→ Task to complete
Output every entry exactly as written, skipping any pictures.

→ Data in this exercise
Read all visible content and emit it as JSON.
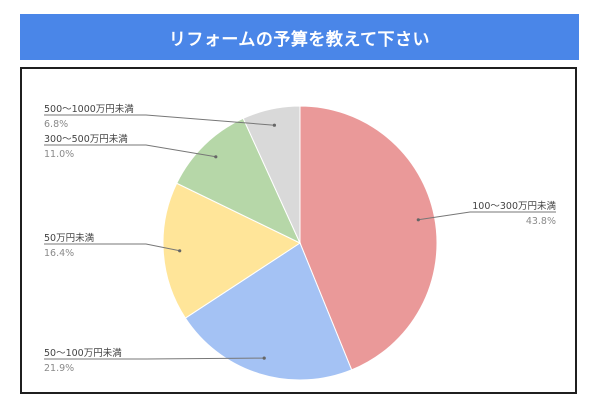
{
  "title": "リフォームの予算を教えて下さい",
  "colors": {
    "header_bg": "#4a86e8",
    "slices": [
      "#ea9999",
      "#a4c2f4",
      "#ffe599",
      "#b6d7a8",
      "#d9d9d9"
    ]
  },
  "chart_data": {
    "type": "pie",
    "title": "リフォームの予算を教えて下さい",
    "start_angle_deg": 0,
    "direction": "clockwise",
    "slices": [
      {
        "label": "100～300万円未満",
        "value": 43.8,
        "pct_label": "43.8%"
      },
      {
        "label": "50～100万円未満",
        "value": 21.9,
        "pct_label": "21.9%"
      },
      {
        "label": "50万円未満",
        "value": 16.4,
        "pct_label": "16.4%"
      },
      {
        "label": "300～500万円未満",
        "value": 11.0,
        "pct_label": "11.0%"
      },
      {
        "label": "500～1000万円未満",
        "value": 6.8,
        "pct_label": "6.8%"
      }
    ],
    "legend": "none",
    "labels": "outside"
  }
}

→ Complete output
Read all visible content and emit it as JSON.
{
  "title": "リフォームの予算を教えて下さい",
  "colors": {
    "header_bg": "#4a86e8",
    "slices": [
      "#ea9999",
      "#a4c2f4",
      "#ffe599",
      "#b6d7a8",
      "#d9d9d9"
    ]
  },
  "chart_data": {
    "type": "pie",
    "title": "リフォームの予算を教えて下さい",
    "start_angle_deg": 0,
    "direction": "clockwise",
    "slices": [
      {
        "label": "100～300万円未満",
        "value": 43.8,
        "pct_label": "43.8%"
      },
      {
        "label": "50～100万円未満",
        "value": 21.9,
        "pct_label": "21.9%"
      },
      {
        "label": "50万円未満",
        "value": 16.4,
        "pct_label": "16.4%"
      },
      {
        "label": "300～500万円未満",
        "value": 11.0,
        "pct_label": "11.0%"
      },
      {
        "label": "500～1000万円未満",
        "value": 6.8,
        "pct_label": "6.8%"
      }
    ],
    "legend": "none",
    "labels": "outside"
  }
}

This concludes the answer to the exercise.